— BEGIN Data shown —

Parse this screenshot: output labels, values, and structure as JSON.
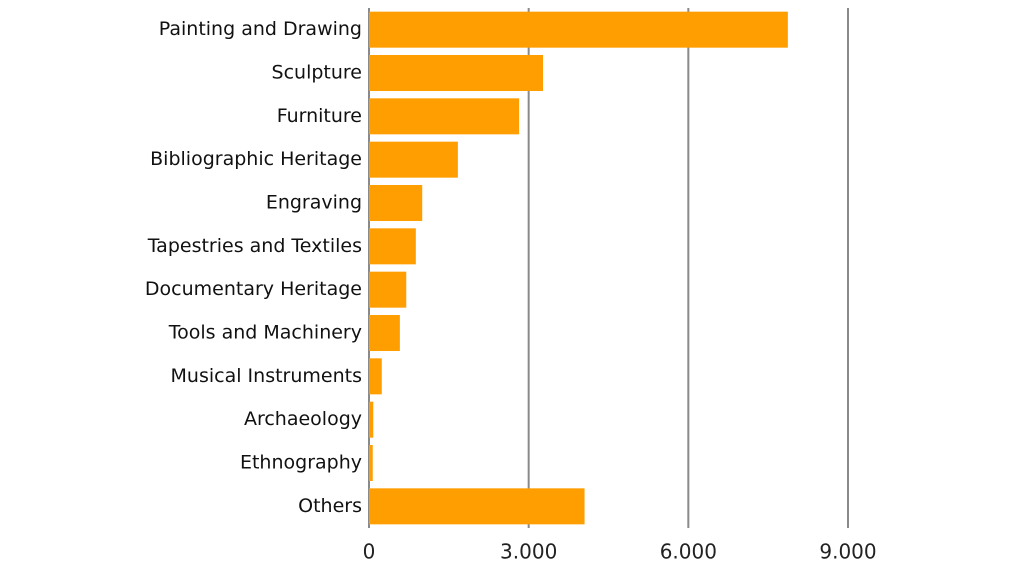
{
  "chart_data": {
    "type": "bar",
    "orientation": "horizontal",
    "categories": [
      "Painting and Drawing",
      "Sculpture",
      "Furniture",
      "Bibliographic Heritage",
      "Engraving",
      "Tapestries and Textiles",
      "Documentary Heritage",
      "Tools and Machinery",
      "Musical Instruments",
      "Archaeology",
      "Ethnography",
      "Others"
    ],
    "values": [
      7870,
      3270,
      2820,
      1670,
      1000,
      880,
      700,
      580,
      240,
      80,
      70,
      4050
    ],
    "color": "#ff9e00",
    "xlim": [
      0,
      9000
    ],
    "xticks": [
      0,
      {
        "value": 3000,
        "label": "3.000"
      },
      {
        "value": 6000,
        "label": "6.000"
      },
      {
        "value": 9000,
        "label": "9.000"
      }
    ],
    "grid": true
  }
}
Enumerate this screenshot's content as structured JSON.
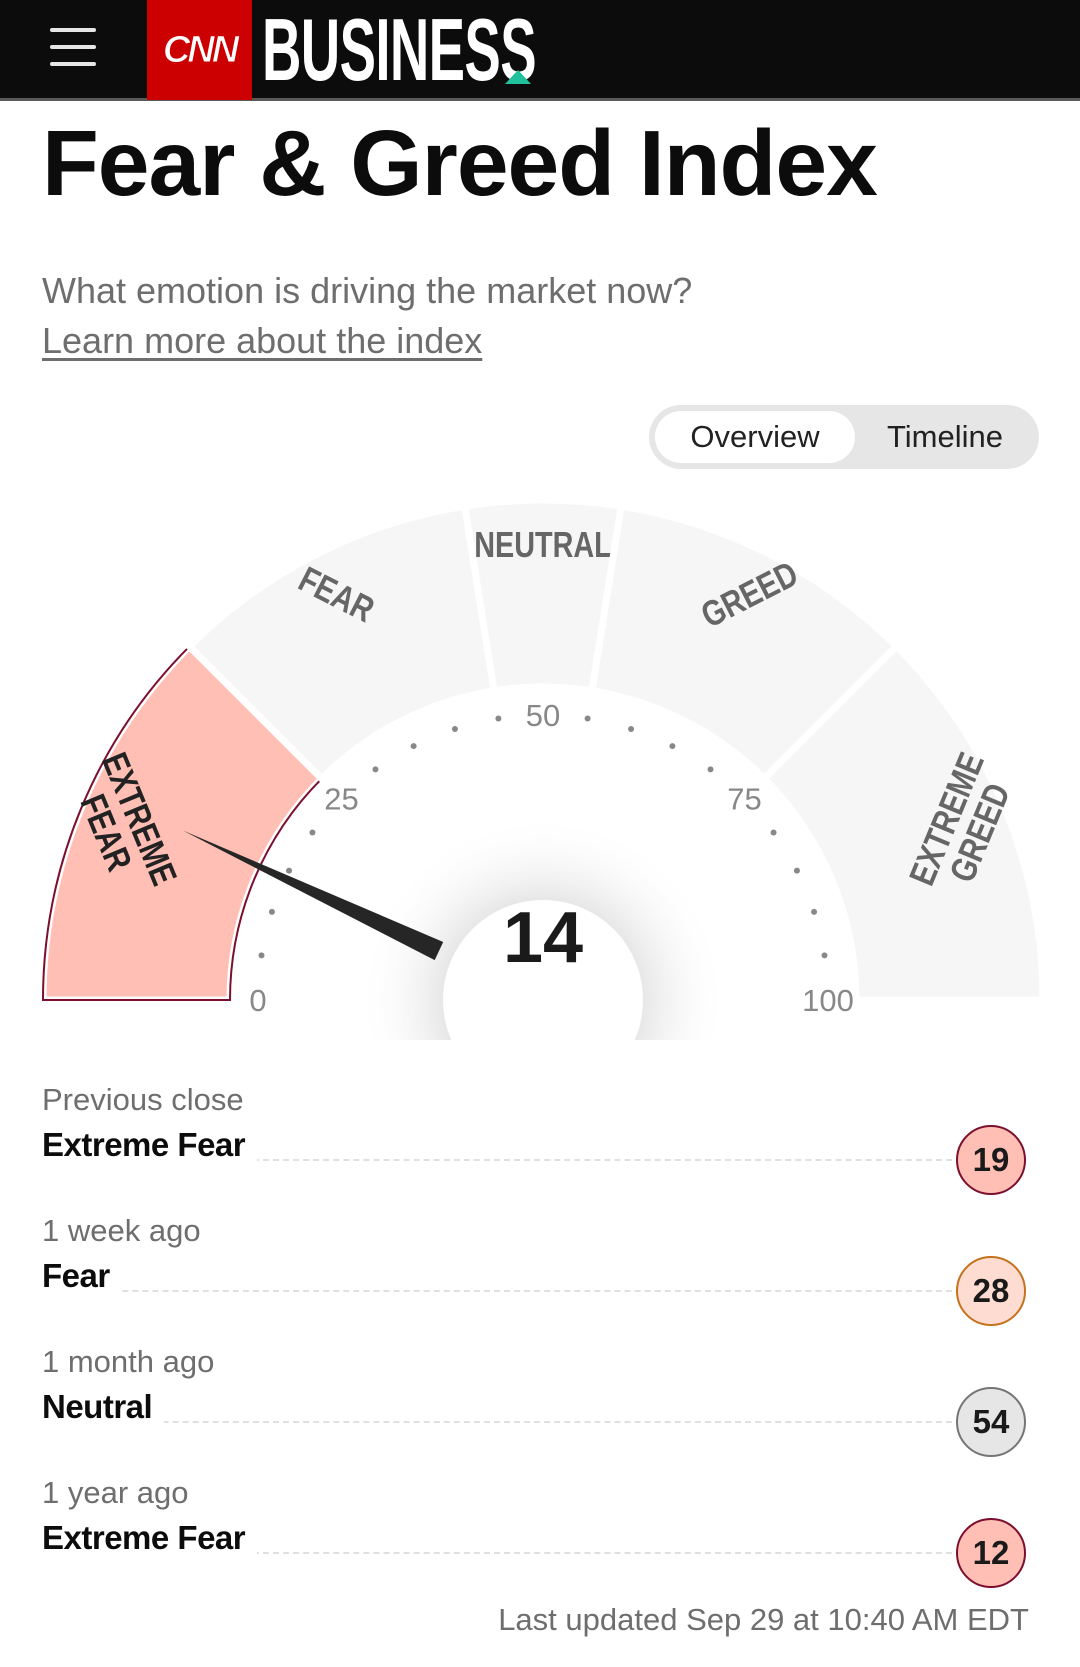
{
  "header": {
    "menu_icon": "hamburger-icon",
    "logo_text": "CNN",
    "section": "BUSINESS",
    "brand_red": "#cc0000",
    "accent": "#1ec19b"
  },
  "page": {
    "title": "Fear & Greed Index",
    "subtitle": "What emotion is driving the market now?",
    "learn_link": "Learn more about the index"
  },
  "toggle": {
    "options": [
      "Overview",
      "Timeline"
    ],
    "selected": "Overview"
  },
  "chart_data": {
    "type": "gauge",
    "value": 14,
    "range": [
      0,
      100
    ],
    "tick_labels": [
      "0",
      "25",
      "50",
      "75",
      "100"
    ],
    "segments": [
      {
        "label": [
          "EXTREME",
          "FEAR"
        ],
        "from": 0,
        "to": 25,
        "active": true
      },
      {
        "label": [
          "FEAR"
        ],
        "from": 25,
        "to": 45,
        "active": false
      },
      {
        "label": [
          "NEUTRAL"
        ],
        "from": 45,
        "to": 55,
        "active": false
      },
      {
        "label": [
          "GREED"
        ],
        "from": 55,
        "to": 75,
        "active": false
      },
      {
        "label": [
          "EXTREME",
          "GREED"
        ],
        "from": 75,
        "to": 100,
        "active": false
      }
    ],
    "colors": {
      "active_fill": "#ffbfb5",
      "active_stroke": "#7d0f2e",
      "inactive_fill": "#f6f6f6",
      "label": "#666666",
      "needle": "#262626"
    }
  },
  "history": [
    {
      "period": "Previous close",
      "rating": "Extreme Fear",
      "value": "19",
      "bg": "#ffbfb5",
      "border": "#7d0f2e"
    },
    {
      "period": "1 week ago",
      "rating": "Fear",
      "value": "28",
      "bg": "#ffdcd1",
      "border": "#c4731c"
    },
    {
      "period": "1 month ago",
      "rating": "Neutral",
      "value": "54",
      "bg": "#e6e6e6",
      "border": "#757575"
    },
    {
      "period": "1 year ago",
      "rating": "Extreme Fear",
      "value": "12",
      "bg": "#ffbfb5",
      "border": "#7d0f2e"
    }
  ],
  "last_updated": "Last updated Sep 29 at 10:40 AM EDT"
}
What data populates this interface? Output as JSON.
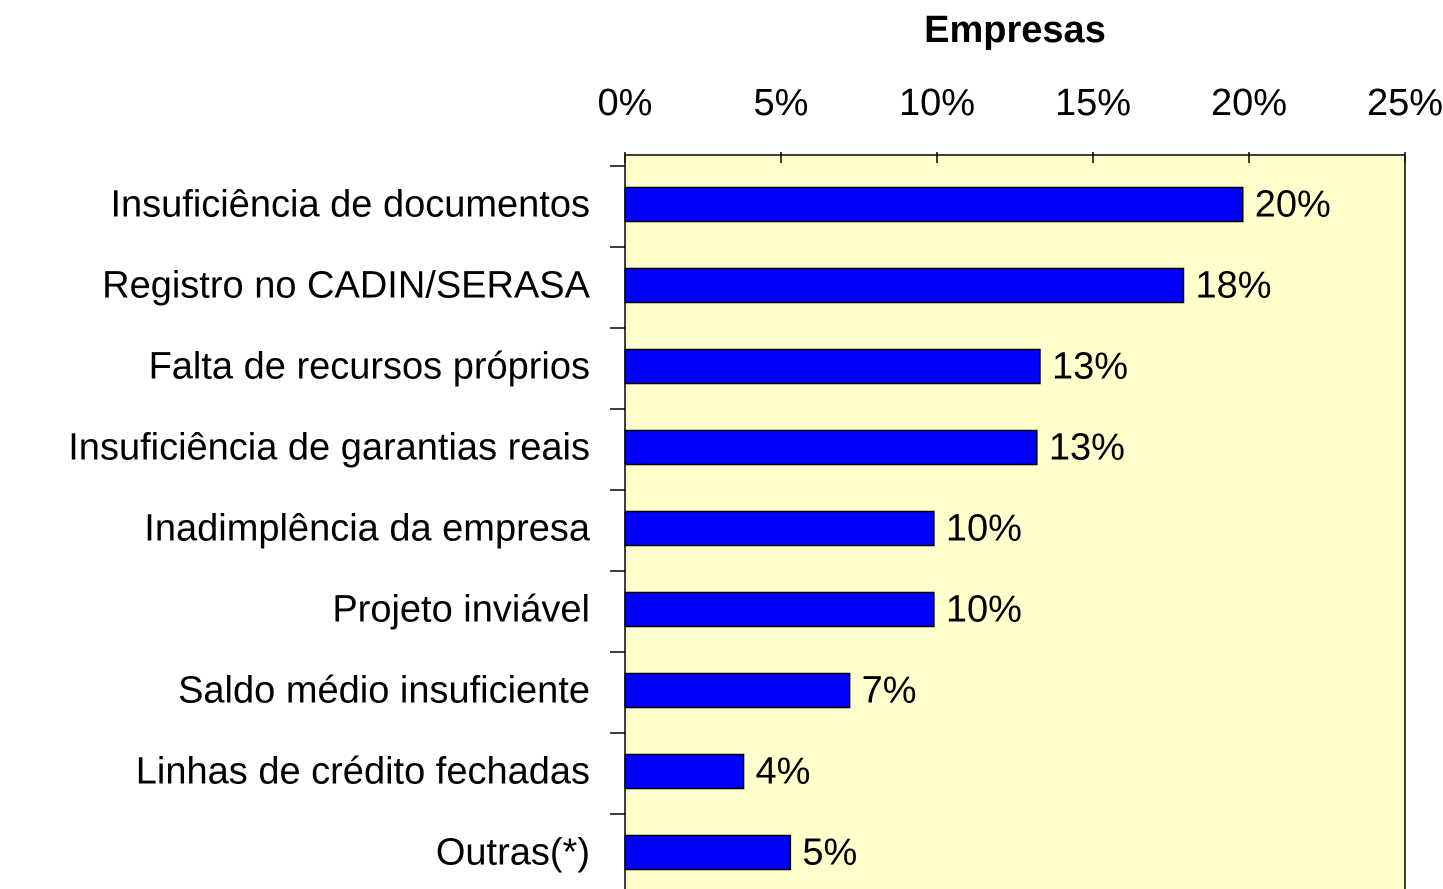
{
  "chart_data": {
    "type": "bar",
    "orientation": "horizontal",
    "title": "Empresas",
    "categories": [
      "Insuficiência de documentos",
      "Registro no CADIN/SERASA",
      "Falta de recursos próprios",
      "Insuficiência de garantias reais",
      "Inadimplência da empresa",
      "Projeto inviável",
      "Saldo médio insuficiente",
      "Linhas de crédito fechadas",
      "Outras(*)"
    ],
    "values": [
      19.8,
      17.9,
      13.3,
      13.2,
      9.9,
      9.9,
      7.2,
      3.8,
      5.3
    ],
    "value_labels": [
      "20%",
      "18%",
      "13%",
      "13%",
      "10%",
      "10%",
      "7%",
      "4%",
      "5%"
    ],
    "color": "#0000ff",
    "background": "#ffffcc",
    "xlim": [
      0,
      25
    ],
    "xticks": [
      {
        "value": 0,
        "label": "0%"
      },
      {
        "value": 5,
        "label": "5%"
      },
      {
        "value": 10,
        "label": "10%"
      },
      {
        "value": 15,
        "label": "15%"
      },
      {
        "value": 20,
        "label": "20%"
      },
      {
        "value": 25,
        "label": "25%"
      }
    ]
  }
}
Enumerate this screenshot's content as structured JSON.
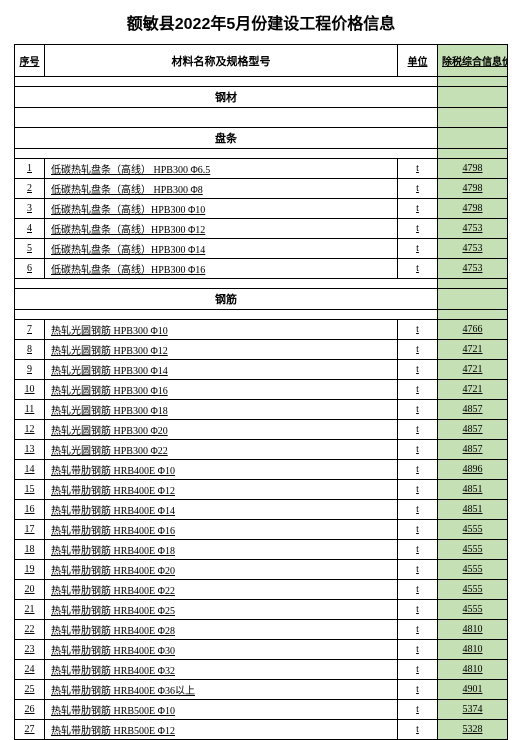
{
  "title": "额敏县2022年5月份建设工程价格信息",
  "colors": {
    "price_bg": "#c5e0b4",
    "border": "#000000",
    "text": "#000000",
    "background": "#ffffff"
  },
  "columns": {
    "idx": "序号",
    "name": "材料名称及规格型号",
    "unit": "单位",
    "price": "除税综合信息价"
  },
  "sections": [
    {
      "type": "section",
      "label": "钢材"
    },
    {
      "type": "section",
      "label": "盘条"
    },
    {
      "type": "rows",
      "rows": [
        {
          "idx": "1",
          "name": "低碳热轧盘条（高线） HPB300  Φ6.5",
          "unit": "t",
          "price": "4798"
        },
        {
          "idx": "2",
          "name": "低碳热轧盘条（高线） HPB300  Φ8",
          "unit": "t",
          "price": "4798"
        },
        {
          "idx": "3",
          "name": "低碳热轧盘条（高线）HPB300  Φ10",
          "unit": "t",
          "price": "4798"
        },
        {
          "idx": "4",
          "name": "低碳热轧盘条（高线）HPB300  Φ12",
          "unit": "t",
          "price": "4753"
        },
        {
          "idx": "5",
          "name": "低碳热轧盘条（高线）HPB300  Φ14",
          "unit": "t",
          "price": "4753"
        },
        {
          "idx": "6",
          "name": "低碳热轧盘条（高线）HPB300  Φ16",
          "unit": "t",
          "price": "4753"
        }
      ]
    },
    {
      "type": "section",
      "label": "钢筋"
    },
    {
      "type": "rows",
      "rows": [
        {
          "idx": "7",
          "name": "热轧光圆钢筋  HPB300  Φ10",
          "unit": "t",
          "price": "4766"
        },
        {
          "idx": "8",
          "name": "热轧光圆钢筋  HPB300  Φ12",
          "unit": "t",
          "price": "4721"
        },
        {
          "idx": "9",
          "name": "热轧光圆钢筋  HPB300  Φ14",
          "unit": "t",
          "price": "4721"
        },
        {
          "idx": "10",
          "name": "热轧光圆钢筋  HPB300  Φ16",
          "unit": "t",
          "price": "4721"
        },
        {
          "idx": "11",
          "name": "热轧光圆钢筋  HPB300  Φ18",
          "unit": "t",
          "price": "4857"
        },
        {
          "idx": "12",
          "name": "热轧光圆钢筋  HPB300  Φ20",
          "unit": "t",
          "price": "4857"
        },
        {
          "idx": "13",
          "name": "热轧光圆钢筋  HPB300  Φ22",
          "unit": "t",
          "price": "4857"
        },
        {
          "idx": "14",
          "name": "热轧带肋钢筋  HRB400E  Φ10",
          "unit": "t",
          "price": "4896"
        },
        {
          "idx": "15",
          "name": "热轧带肋钢筋  HRB400E  Φ12",
          "unit": "t",
          "price": "4851"
        },
        {
          "idx": "16",
          "name": "热轧带肋钢筋  HRB400E  Φ14",
          "unit": "t",
          "price": "4851"
        },
        {
          "idx": "17",
          "name": "热轧带肋钢筋  HRB400E  Φ16",
          "unit": "t",
          "price": "4555"
        },
        {
          "idx": "18",
          "name": "热轧带肋钢筋  HRB400E  Φ18",
          "unit": "t",
          "price": "4555"
        },
        {
          "idx": "19",
          "name": "热轧带肋钢筋  HRB400E  Φ20",
          "unit": "t",
          "price": "4555"
        },
        {
          "idx": "20",
          "name": "热轧带肋钢筋  HRB400E  Φ22",
          "unit": "t",
          "price": "4555"
        },
        {
          "idx": "21",
          "name": "热轧带肋钢筋  HRB400E  Φ25",
          "unit": "t",
          "price": "4555"
        },
        {
          "idx": "22",
          "name": "热轧带肋钢筋  HRB400E  Φ28",
          "unit": "t",
          "price": "4810"
        },
        {
          "idx": "23",
          "name": "热轧带肋钢筋  HRB400E  Φ30",
          "unit": "t",
          "price": "4810"
        },
        {
          "idx": "24",
          "name": "热轧带肋钢筋  HRB400E  Φ32",
          "unit": "t",
          "price": "4810"
        },
        {
          "idx": "25",
          "name": "热轧带肋钢筋  HRB400E  Φ36以上",
          "unit": "t",
          "price": "4901"
        },
        {
          "idx": "26",
          "name": "热轧带肋钢筋  HRB500E  Φ10",
          "unit": "t",
          "price": "5374"
        },
        {
          "idx": "27",
          "name": "热轧带肋钢筋  HRB500E  Φ12",
          "unit": "t",
          "price": "5328"
        }
      ]
    }
  ]
}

— END Data shown —

# Task goal
Look over the records above and copy each line that includes the string "this".

# Answer to the task
Parse this screenshot: output labels, values, and structure as JSON.
Enumerate this screenshot's content as structured JSON.
What data populates this interface? Output as JSON.
Enumerate this screenshot's content as structured JSON.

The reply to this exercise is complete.